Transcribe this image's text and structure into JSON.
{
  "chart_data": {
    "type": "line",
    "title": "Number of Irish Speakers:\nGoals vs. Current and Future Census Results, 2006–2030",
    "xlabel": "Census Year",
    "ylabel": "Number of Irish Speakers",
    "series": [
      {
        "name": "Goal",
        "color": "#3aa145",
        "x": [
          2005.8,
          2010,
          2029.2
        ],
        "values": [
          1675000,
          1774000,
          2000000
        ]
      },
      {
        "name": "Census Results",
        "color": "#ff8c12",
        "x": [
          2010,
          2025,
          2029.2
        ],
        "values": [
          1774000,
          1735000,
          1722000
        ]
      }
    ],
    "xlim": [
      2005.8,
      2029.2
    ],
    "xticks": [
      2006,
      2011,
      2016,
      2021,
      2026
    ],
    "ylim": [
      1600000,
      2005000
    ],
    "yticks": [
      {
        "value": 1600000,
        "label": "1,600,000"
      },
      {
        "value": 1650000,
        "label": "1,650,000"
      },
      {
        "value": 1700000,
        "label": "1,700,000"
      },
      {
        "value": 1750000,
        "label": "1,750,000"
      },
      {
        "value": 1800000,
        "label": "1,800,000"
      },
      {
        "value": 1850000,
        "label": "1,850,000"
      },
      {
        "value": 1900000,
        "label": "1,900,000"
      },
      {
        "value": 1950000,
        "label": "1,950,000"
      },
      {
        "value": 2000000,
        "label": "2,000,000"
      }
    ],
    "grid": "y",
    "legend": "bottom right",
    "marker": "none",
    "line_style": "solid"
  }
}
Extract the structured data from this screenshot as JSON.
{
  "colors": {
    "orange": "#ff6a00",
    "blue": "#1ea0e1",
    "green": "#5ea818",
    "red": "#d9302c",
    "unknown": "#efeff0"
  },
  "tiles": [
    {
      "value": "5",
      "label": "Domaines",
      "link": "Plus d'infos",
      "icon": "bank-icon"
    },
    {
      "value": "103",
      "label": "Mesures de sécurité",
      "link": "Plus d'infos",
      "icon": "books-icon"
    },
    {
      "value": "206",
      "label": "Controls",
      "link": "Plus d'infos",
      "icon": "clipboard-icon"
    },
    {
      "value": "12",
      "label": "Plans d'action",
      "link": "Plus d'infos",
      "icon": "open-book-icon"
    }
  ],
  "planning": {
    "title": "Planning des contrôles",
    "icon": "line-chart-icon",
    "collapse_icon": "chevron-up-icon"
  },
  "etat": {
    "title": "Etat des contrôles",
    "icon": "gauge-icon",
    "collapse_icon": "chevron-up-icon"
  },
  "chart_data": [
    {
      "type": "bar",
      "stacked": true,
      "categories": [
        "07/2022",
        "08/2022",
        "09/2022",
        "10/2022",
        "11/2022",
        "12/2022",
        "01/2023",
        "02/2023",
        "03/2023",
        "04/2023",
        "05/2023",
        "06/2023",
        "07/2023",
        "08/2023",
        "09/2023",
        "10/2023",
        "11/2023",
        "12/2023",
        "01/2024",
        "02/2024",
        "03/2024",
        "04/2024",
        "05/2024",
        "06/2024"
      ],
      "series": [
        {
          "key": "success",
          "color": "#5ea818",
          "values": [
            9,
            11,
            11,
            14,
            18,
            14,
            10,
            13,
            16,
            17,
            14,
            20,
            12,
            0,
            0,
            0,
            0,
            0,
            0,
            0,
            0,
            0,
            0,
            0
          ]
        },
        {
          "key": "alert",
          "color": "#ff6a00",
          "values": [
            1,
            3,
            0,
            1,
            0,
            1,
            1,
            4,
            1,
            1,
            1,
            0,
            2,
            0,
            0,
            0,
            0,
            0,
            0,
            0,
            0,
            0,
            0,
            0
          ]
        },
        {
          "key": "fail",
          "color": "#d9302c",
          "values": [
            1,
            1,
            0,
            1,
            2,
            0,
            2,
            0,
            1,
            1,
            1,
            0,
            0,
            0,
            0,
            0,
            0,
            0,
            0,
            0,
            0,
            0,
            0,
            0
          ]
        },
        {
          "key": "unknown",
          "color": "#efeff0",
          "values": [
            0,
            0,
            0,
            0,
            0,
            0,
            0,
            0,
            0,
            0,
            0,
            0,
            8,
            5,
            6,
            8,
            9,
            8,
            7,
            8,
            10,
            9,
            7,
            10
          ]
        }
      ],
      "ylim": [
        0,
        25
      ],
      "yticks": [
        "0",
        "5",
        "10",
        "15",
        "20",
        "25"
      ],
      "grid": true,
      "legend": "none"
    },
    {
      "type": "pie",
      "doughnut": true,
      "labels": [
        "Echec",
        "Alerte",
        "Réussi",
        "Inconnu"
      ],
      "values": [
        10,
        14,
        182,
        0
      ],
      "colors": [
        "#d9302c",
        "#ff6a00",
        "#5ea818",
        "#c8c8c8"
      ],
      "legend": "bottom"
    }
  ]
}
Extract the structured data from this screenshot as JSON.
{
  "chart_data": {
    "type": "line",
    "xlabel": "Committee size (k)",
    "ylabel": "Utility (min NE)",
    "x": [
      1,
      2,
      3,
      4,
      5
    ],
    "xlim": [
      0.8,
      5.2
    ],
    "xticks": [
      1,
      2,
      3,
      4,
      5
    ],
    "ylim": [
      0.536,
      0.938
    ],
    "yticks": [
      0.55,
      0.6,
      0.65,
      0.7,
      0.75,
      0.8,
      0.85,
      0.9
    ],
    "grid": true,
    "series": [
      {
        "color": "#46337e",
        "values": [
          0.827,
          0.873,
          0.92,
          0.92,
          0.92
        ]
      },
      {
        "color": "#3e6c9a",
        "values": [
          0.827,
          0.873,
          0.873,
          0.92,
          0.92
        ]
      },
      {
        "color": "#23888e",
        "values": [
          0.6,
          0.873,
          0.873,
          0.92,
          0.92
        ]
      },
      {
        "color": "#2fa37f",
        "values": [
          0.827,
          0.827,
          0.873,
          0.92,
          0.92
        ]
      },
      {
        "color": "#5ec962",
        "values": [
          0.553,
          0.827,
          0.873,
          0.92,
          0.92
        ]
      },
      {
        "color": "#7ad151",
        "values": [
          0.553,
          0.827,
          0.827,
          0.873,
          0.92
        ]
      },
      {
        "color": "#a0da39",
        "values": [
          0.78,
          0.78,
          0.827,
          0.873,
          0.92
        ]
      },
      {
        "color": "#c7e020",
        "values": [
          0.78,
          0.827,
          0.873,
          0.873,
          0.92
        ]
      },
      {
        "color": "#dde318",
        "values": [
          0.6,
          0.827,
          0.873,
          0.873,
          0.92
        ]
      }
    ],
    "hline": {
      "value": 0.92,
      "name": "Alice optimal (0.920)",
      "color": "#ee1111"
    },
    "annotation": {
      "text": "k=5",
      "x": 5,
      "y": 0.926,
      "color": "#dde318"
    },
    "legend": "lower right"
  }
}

——————

> **Direction**: Repeat the data exactly. Leave nothing out.

> **Solution**:
Transcribe this image's text and structure into JSON.
{
  "chart_data": {
    "type": "line",
    "title": "Number of Irish Speakers:\nGoals vs. Current and Future Census Results, 2006–2030",
    "xlabel": "Census Year",
    "ylabel": "Number of Irish Speakers",
    "series": [
      {
        "name": "Goal",
        "color": "#3aa145",
        "x": [
          2005.8,
          2010,
          2029.2
        ],
        "values": [
          1675000,
          1774000,
          2000000
        ]
      },
      {
        "name": "Census Results",
        "color": "#ff8c12",
        "x": [
          2010,
          2025,
          2029.2
        ],
        "values": [
          1774000,
          1735000,
          1722000
        ]
      }
    ],
    "xlim": [
      2005.8,
      2029.2
    ],
    "xticks": [
      2006,
      2011,
      2016,
      2021,
      2026
    ],
    "ylim": [
      1600000,
      2005000
    ],
    "yticks": [
      {
        "value": 1600000,
        "label": "1,600,000"
      },
      {
        "value": 1650000,
        "label": "1,650,000"
      },
      {
        "value": 1700000,
        "label": "1,700,000"
      },
      {
        "value": 1750000,
        "label": "1,750,000"
      },
      {
        "value": 1800000,
        "label": "1,800,000"
      },
      {
        "value": 1850000,
        "label": "1,850,000"
      },
      {
        "value": 1900000,
        "label": "1,900,000"
      },
      {
        "value": 1950000,
        "label": "1,950,000"
      },
      {
        "value": 2000000,
        "label": "2,000,000"
      }
    ],
    "grid": "y",
    "legend": "bottom right",
    "marker": "none",
    "line_style": "solid"
  }
}
Extract the structured data from this screenshot as JSON.
{
  "colors": {
    "orange": "#ff6a00",
    "blue": "#1ea0e1",
    "green": "#5ea818",
    "red": "#d9302c",
    "unknown": "#efeff0"
  },
  "tiles": [
    {
      "value": "5",
      "label": "Domaines",
      "link": "Plus d'infos",
      "icon": "bank-icon"
    },
    {
      "value": "103",
      "label": "Mesures de sécurité",
      "link": "Plus d'infos",
      "icon": "books-icon"
    },
    {
      "value": "206",
      "label": "Controls",
      "link": "Plus d'infos",
      "icon": "clipboard-icon"
    },
    {
      "value": "12",
      "label": "Plans d'action",
      "link": "Plus d'infos",
      "icon": "open-book-icon"
    }
  ],
  "planning": {
    "title": "Planning des contrôles",
    "icon": "line-chart-icon",
    "collapse_icon": "chevron-up-icon"
  },
  "etat": {
    "title": "Etat des contrôles",
    "icon": "gauge-icon",
    "collapse_icon": "chevron-up-icon"
  },
  "chart_data": [
    {
      "type": "bar",
      "stacked": true,
      "categories": [
        "07/2022",
        "08/2022",
        "09/2022",
        "10/2022",
        "11/2022",
        "12/2022",
        "01/2023",
        "02/2023",
        "03/2023",
        "04/2023",
        "05/2023",
        "06/2023",
        "07/2023",
        "08/2023",
        "09/2023",
        "10/2023",
        "11/2023",
        "12/2023",
        "01/2024",
        "02/2024",
        "03/2024",
        "04/2024",
        "05/2024",
        "06/2024"
      ],
      "series": [
        {
          "key": "success",
          "color": "#5ea818",
          "values": [
            9,
            11,
            11,
            14,
            18,
            14,
            10,
            13,
            16,
            17,
            14,
            20,
            12,
            0,
            0,
            0,
            0,
            0,
            0,
            0,
            0,
            0,
            0,
            0
          ]
        },
        {
          "key": "alert",
          "color": "#ff6a00",
          "values": [
            1,
            3,
            0,
            1,
            0,
            1,
            1,
            4,
            1,
            1,
            1,
            0,
            2,
            0,
            0,
            0,
            0,
            0,
            0,
            0,
            0,
            0,
            0,
            0
          ]
        },
        {
          "key": "fail",
          "color": "#d9302c",
          "values": [
            1,
            1,
            0,
            1,
            2,
            0,
            2,
            0,
            1,
            1,
            1,
            0,
            0,
            0,
            0,
            0,
            0,
            0,
            0,
            0,
            0,
            0,
            0,
            0
          ]
        },
        {
          "key": "unknown",
          "color": "#efeff0",
          "values": [
            0,
            0,
            0,
            0,
            0,
            0,
            0,
            0,
            0,
            0,
            0,
            0,
            8,
            5,
            6,
            8,
            9,
            8,
            7,
            8,
            10,
            9,
            7,
            10
          ]
        }
      ],
      "ylim": [
        0,
        25
      ],
      "yticks": [
        "0",
        "5",
        "10",
        "15",
        "20",
        "25"
      ],
      "grid": true,
      "legend": "none"
    },
    {
      "type": "pie",
      "doughnut": true,
      "labels": [
        "Echec",
        "Alerte",
        "Réussi",
        "Inconnu"
      ],
      "values": [
        10,
        14,
        182,
        0
      ],
      "colors": [
        "#d9302c",
        "#ff6a00",
        "#5ea818",
        "#c8c8c8"
      ],
      "legend": "bottom"
    }
  ]
}
Extract the structured data from this screenshot as JSON.
{
  "chart_data": {
    "type": "line",
    "xlabel": "Committee size (k)",
    "ylabel": "Utility (min NE)",
    "x": [
      1,
      2,
      3,
      4,
      5
    ],
    "xlim": [
      0.8,
      5.2
    ],
    "xticks": [
      1,
      2,
      3,
      4,
      5
    ],
    "ylim": [
      0.536,
      0.938
    ],
    "yticks": [
      0.55,
      0.6,
      0.65,
      0.7,
      0.75,
      0.8,
      0.85,
      0.9
    ],
    "grid": true,
    "series": [
      {
        "color": "#46337e",
        "values": [
          0.827,
          0.873,
          0.92,
          0.92,
          0.92
        ]
      },
      {
        "color": "#3e6c9a",
        "values": [
          0.827,
          0.873,
          0.873,
          0.92,
          0.92
        ]
      },
      {
        "color": "#23888e",
        "values": [
          0.6,
          0.873,
          0.873,
          0.92,
          0.92
        ]
      },
      {
        "color": "#2fa37f",
        "values": [
          0.827,
          0.827,
          0.873,
          0.92,
          0.92
        ]
      },
      {
        "color": "#5ec962",
        "values": [
          0.553,
          0.827,
          0.873,
          0.92,
          0.92
        ]
      },
      {
        "color": "#7ad151",
        "values": [
          0.553,
          0.827,
          0.827,
          0.873,
          0.92
        ]
      },
      {
        "color": "#a0da39",
        "values": [
          0.78,
          0.78,
          0.827,
          0.873,
          0.92
        ]
      },
      {
        "color": "#c7e020",
        "values": [
          0.78,
          0.827,
          0.873,
          0.873,
          0.92
        ]
      },
      {
        "color": "#dde318",
        "values": [
          0.6,
          0.827,
          0.873,
          0.873,
          0.92
        ]
      }
    ],
    "hline": {
      "value": 0.92,
      "name": "Alice optimal (0.920)",
      "color": "#ee1111"
    },
    "annotation": {
      "text": "k=5",
      "x": 5,
      "y": 0.926,
      "color": "#dde318"
    },
    "legend": "lower right"
  }
}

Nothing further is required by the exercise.